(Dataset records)
══════════

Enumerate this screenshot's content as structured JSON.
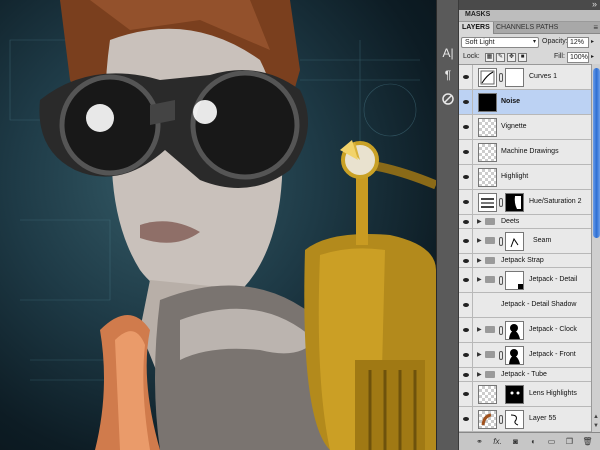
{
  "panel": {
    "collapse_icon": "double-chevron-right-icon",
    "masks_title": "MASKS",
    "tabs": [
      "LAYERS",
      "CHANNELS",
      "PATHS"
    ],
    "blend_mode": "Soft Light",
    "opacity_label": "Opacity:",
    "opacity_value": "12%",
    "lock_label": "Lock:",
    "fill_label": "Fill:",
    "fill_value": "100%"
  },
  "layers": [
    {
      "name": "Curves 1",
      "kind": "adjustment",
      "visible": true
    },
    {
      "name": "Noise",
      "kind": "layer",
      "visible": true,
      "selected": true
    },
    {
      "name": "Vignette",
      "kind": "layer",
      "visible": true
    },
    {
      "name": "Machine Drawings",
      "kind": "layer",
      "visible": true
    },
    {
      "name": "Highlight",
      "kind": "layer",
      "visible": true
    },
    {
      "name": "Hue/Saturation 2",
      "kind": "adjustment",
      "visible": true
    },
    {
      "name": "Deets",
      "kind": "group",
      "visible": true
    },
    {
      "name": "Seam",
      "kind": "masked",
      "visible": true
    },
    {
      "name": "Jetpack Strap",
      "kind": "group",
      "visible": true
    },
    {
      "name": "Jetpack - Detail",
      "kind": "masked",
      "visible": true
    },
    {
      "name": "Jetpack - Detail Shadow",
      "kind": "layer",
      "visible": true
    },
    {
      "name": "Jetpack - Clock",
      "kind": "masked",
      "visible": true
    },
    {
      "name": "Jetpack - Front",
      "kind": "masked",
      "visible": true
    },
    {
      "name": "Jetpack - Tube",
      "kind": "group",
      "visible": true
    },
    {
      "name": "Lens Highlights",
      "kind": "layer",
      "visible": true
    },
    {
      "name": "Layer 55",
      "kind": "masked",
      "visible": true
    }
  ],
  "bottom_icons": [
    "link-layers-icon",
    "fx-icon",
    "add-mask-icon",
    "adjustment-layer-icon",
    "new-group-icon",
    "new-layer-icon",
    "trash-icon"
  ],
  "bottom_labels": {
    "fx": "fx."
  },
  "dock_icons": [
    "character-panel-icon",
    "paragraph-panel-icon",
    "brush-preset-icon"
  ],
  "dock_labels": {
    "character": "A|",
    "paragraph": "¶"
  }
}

══════════

EXERCISE:
Copy out each line of the material that holds the word "Detail".

OUTPUT:
      "name": "Jetpack - Detail",
      "name": "Jetpack - Detail Shadow",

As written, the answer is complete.